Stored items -

——

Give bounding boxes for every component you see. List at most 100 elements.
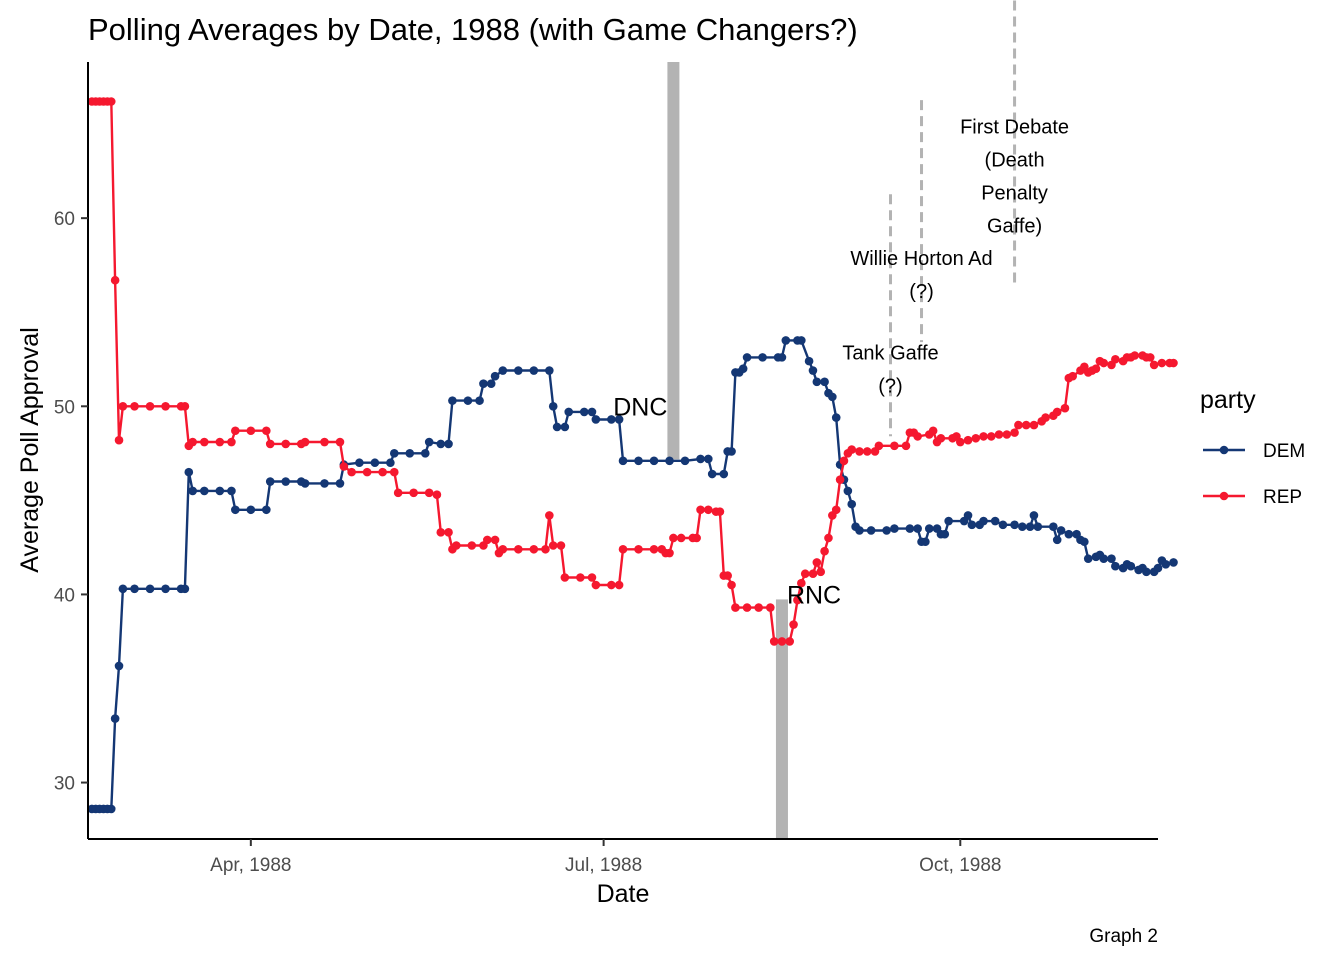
x-tick-label: Apr, 1988 [210,855,291,876]
data-point-dem [905,524,915,533]
data-point-dem [607,415,616,424]
data-point-dem [1080,537,1089,547]
event-label-line: Gaffe) [987,215,1042,237]
data-point-rep [145,401,155,411]
data-point-rep [529,544,539,554]
data-point-rep [1169,358,1178,368]
data-point-dem [184,467,194,477]
data-point-rep [1014,420,1023,430]
data-point-rep [855,447,864,456]
data-point-rep [281,439,291,449]
data-point-dem [634,456,643,466]
data-point-dem [1107,554,1116,563]
data-point-rep [587,573,597,582]
data-point-rep [614,580,624,590]
data-point-rep [114,435,124,445]
data-point-rep [862,447,872,456]
data-point-rep [215,437,225,447]
data-point-dem [828,392,837,402]
data-point-dem [498,366,508,375]
data-point-rep [994,430,1004,439]
data-point-rep [928,426,938,436]
data-point-rep [971,433,981,443]
event-label-line: First Debate [960,116,1069,138]
data-point-rep [820,546,829,556]
data-point-dem [246,505,256,515]
data-point-dem [944,516,953,526]
data-point-rep [560,573,570,582]
data-point-rep [556,541,566,550]
legend-title: party [1200,386,1256,414]
y-ticks: 30 40 50 60 [54,209,88,795]
x-axis-title: Date [597,880,650,908]
data-point-rep [451,541,461,550]
data-point-rep [742,603,752,612]
data-point-dem [560,422,570,432]
data-point-dem [1029,511,1039,520]
data-point-dem [548,401,558,411]
data-point-dem [587,407,597,417]
data-point-rep [1060,403,1070,413]
data-point-rep [692,533,701,543]
data-point-rep [231,426,240,436]
data-point-dem [1033,522,1043,531]
data-point-dem [355,458,364,468]
data-point-dem [913,524,922,533]
y-tick-label: 50 [54,397,75,418]
data-point-rep [618,544,628,554]
data-point-dem [145,584,155,594]
data-point-dem [618,456,628,466]
data-point-rep [591,580,601,590]
event-label-line: Tank Gaffe [842,342,938,364]
data-point-rep [797,578,806,588]
data-point-rep [607,580,616,590]
data-point-dem [797,336,806,345]
data-point-dem [1083,554,1093,563]
y-tick-label: 30 [54,774,75,795]
data-point-dem [591,415,601,424]
data-point-dem [180,584,190,594]
data-point-dem [967,520,977,530]
data-point-rep [424,488,434,498]
event-label-line: (?) [878,375,902,397]
data-point-rep [545,511,554,520]
data-point-dem [370,458,380,468]
data-point-dem [1064,529,1074,539]
data-point-rep [335,437,345,447]
data-point-rep [676,533,686,543]
data-point-rep [300,437,310,447]
data-point-dem [424,437,434,447]
data-point-rep [118,401,128,411]
data-point-rep [1041,413,1050,422]
data-point-rep [362,467,372,477]
legend-key-point [1219,445,1229,455]
data-point-dem [1049,522,1058,531]
data-point-rep [393,488,403,498]
data-point-rep [649,544,659,554]
data-point-dem [1025,522,1035,531]
data-point-dem [1052,535,1062,545]
event-label-line: (?) [909,281,933,303]
data-point-rep [483,535,492,545]
data-point-dem [707,469,717,479]
data-point-rep [835,475,845,484]
data-point-dem [1169,558,1178,567]
data-point-rep [831,505,841,515]
x-ticks: Apr, 1988 Jul, 1988 Oct, 1988 [210,839,1001,876]
data-point-rep [839,456,849,466]
data-point-rep [200,437,209,447]
data-point-rep [432,490,442,500]
data-point-dem [680,456,690,466]
data-point-rep [1111,354,1120,364]
event-band [775,599,788,839]
series-layer [87,97,1178,814]
data-point-dem [564,407,574,417]
data-point-rep [936,433,946,443]
data-point-rep [874,441,884,451]
data-point-dem [490,371,500,381]
data-point-rep [490,535,500,545]
data-point-dem [227,486,236,496]
data-point-rep [669,533,678,543]
data-point-dem [742,353,752,362]
data-point-dem [436,439,446,449]
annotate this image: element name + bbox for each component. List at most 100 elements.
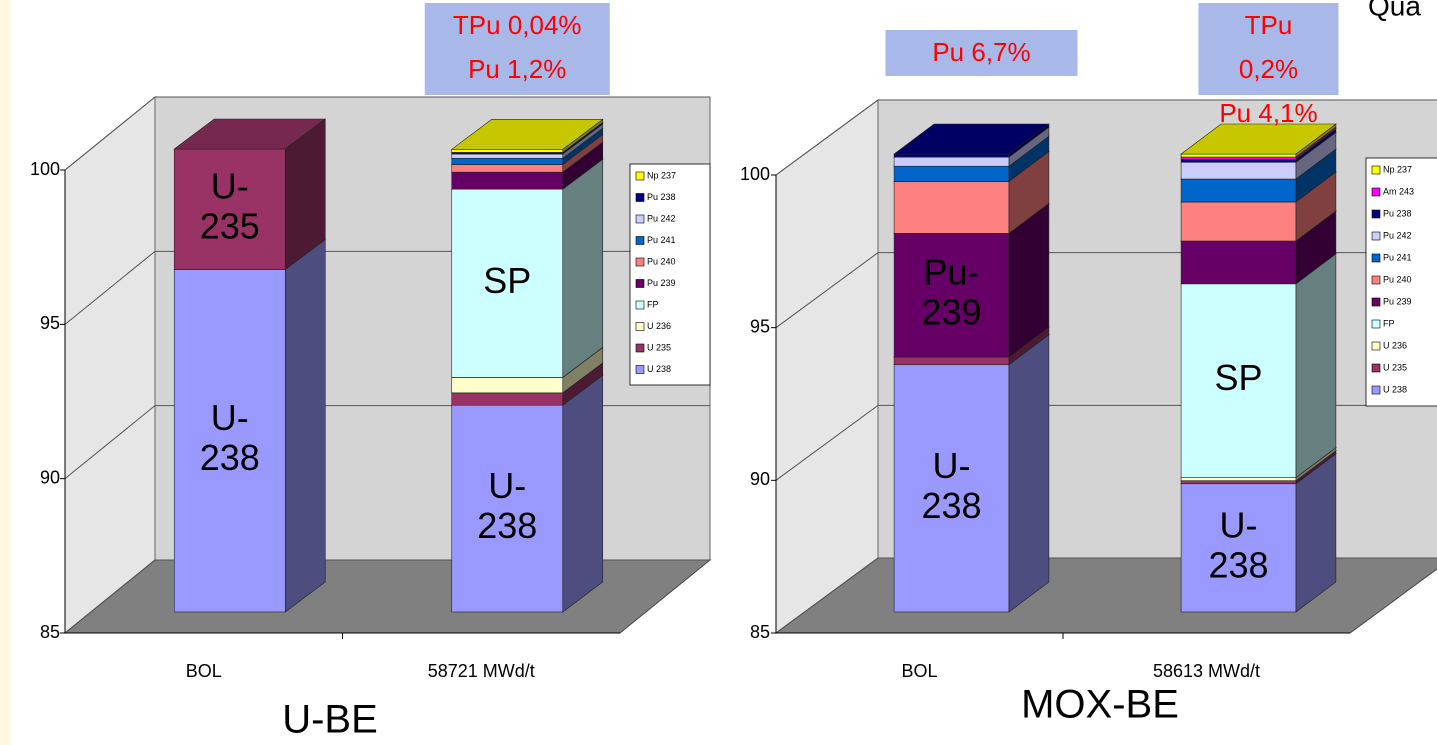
legend-label: Am 243 [1383, 186, 1414, 196]
bar [893, 165, 1010, 182]
legend-swatch [1371, 253, 1381, 263]
x-tick-label: 58721 MWd/t [428, 661, 535, 681]
legend-swatch [635, 257, 645, 267]
legend-label: Np 237 [647, 170, 676, 180]
bar [1180, 240, 1297, 285]
bar-segment [893, 334, 1050, 613]
bar [1180, 480, 1297, 485]
legend-swatch [1371, 319, 1381, 329]
bar-label: U- [1220, 504, 1258, 545]
y-tick-label: 95 [40, 313, 60, 333]
bar-side [562, 374, 604, 613]
bar [1180, 483, 1297, 613]
bar [1180, 201, 1297, 242]
bar-label: U- [211, 397, 249, 438]
x-tick-label: BOL [186, 661, 222, 681]
y-tick-label: 90 [40, 467, 60, 487]
bar [1180, 153, 1297, 158]
bar-label: U- [933, 445, 971, 486]
bar-label: Pu- [923, 252, 979, 293]
bar [1180, 158, 1297, 163]
legend-label: U 235 [647, 342, 671, 352]
bar [451, 392, 564, 406]
legend-swatch [635, 365, 645, 374]
grid-line [64, 96, 710, 171]
legend-swatch [1371, 231, 1381, 241]
bar [451, 377, 564, 394]
bar [451, 153, 564, 159]
legend-swatch [635, 343, 645, 353]
floor [774, 557, 1437, 634]
legend-label: Pu 239 [1383, 296, 1412, 306]
bar-label: SP [483, 260, 531, 301]
legend-swatch [635, 322, 645, 331]
legend-swatch [635, 236, 645, 245]
bar [451, 149, 564, 153]
legend-label: U 238 [647, 364, 671, 374]
legend-swatch [635, 279, 645, 288]
legend-label: Pu 242 [1383, 230, 1412, 240]
bar [173, 269, 286, 613]
legend-swatch [1371, 275, 1381, 285]
bar-segment [893, 123, 1050, 158]
bar-label: 239 [921, 292, 981, 333]
bar-label: SP [1214, 357, 1262, 398]
legend-swatch [1371, 297, 1381, 307]
legend-label: Pu 238 [647, 192, 676, 202]
callout-box [424, 3, 610, 95]
legend-label: FP [1383, 318, 1395, 328]
floor [63, 559, 712, 634]
side-wall [64, 95, 156, 635]
legend-label: Pu 242 [647, 213, 676, 223]
bar [451, 171, 564, 190]
x-tick-label: 58613 MWd/t [1153, 661, 1260, 681]
bar [1180, 161, 1297, 180]
bar-side [562, 158, 604, 379]
legend-label: Pu 238 [1383, 208, 1412, 218]
legend-swatch [635, 300, 645, 310]
bar [451, 157, 564, 165]
legend-swatch [1371, 341, 1381, 351]
legend-swatch [635, 214, 645, 224]
bar-segment [173, 118, 327, 270]
bar [173, 148, 286, 270]
bar-side [284, 238, 326, 613]
y-tick-label: 100 [30, 159, 60, 179]
callout-box [1198, 3, 1339, 95]
legend-label: Np 237 [1383, 164, 1412, 174]
bar-top [173, 118, 327, 150]
legend-label: Pu 240 [647, 256, 676, 266]
legend-label: Pu 241 [647, 235, 676, 245]
callout-text: TPu [1245, 10, 1293, 40]
callout-text: Pu 1,2% [468, 54, 566, 84]
legend-label: U 235 [1383, 362, 1407, 372]
bar-side [1295, 253, 1337, 479]
callout-text: TPu 0,04% [453, 10, 582, 40]
bar-segment [173, 238, 327, 613]
grid-line [775, 99, 1437, 176]
bar-label: U- [488, 465, 526, 506]
bar [893, 153, 1010, 158]
bar [893, 364, 1010, 613]
bar [893, 156, 1010, 167]
bar-segment [450, 374, 604, 613]
bar-label: 238 [477, 505, 537, 546]
x-tick-label: BOL [901, 661, 937, 681]
bar [893, 233, 1010, 358]
left-strip [0, 0, 10, 745]
bar [1180, 477, 1297, 482]
legend-swatch [1371, 363, 1381, 373]
legend-swatch [1371, 209, 1381, 219]
legend-label: U 236 [647, 321, 671, 331]
y-tick-label: 90 [750, 469, 770, 489]
legend-label: Pu 239 [647, 278, 676, 288]
y-tick-label: 95 [750, 316, 770, 336]
bar [1180, 283, 1297, 478]
bar [893, 181, 1010, 234]
bar-label: U- [211, 166, 249, 207]
legend-label: FP [647, 299, 659, 309]
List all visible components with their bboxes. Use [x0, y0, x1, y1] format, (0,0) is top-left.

——

Short task - Reproduce, unchanged, the lines of the records between the line containing "x-tick-label: Apr, 1988 [210,855,291,876]" and the line containing "data-point-dem [828,392,837,402]", inclusive.

The output -
x-tick-label: Apr, 1988 [210,855,291,876]
data-point-dem [905,524,915,533]
data-point-dem [607,415,616,424]
data-point-dem [1080,537,1089,547]
event-label-line: Gaffe) [987,215,1042,237]
data-point-rep [145,401,155,411]
data-point-rep [529,544,539,554]
data-point-rep [1169,358,1178,368]
data-point-dem [184,467,194,477]
data-point-rep [1014,420,1023,430]
data-point-rep [855,447,864,456]
data-point-rep [281,439,291,449]
data-point-dem [634,456,643,466]
data-point-dem [1107,554,1116,563]
data-point-rep [587,573,597,582]
data-point-rep [614,580,624,590]
data-point-rep [114,435,124,445]
data-point-rep [862,447,872,456]
data-point-rep [215,437,225,447]
data-point-dem [828,392,837,402]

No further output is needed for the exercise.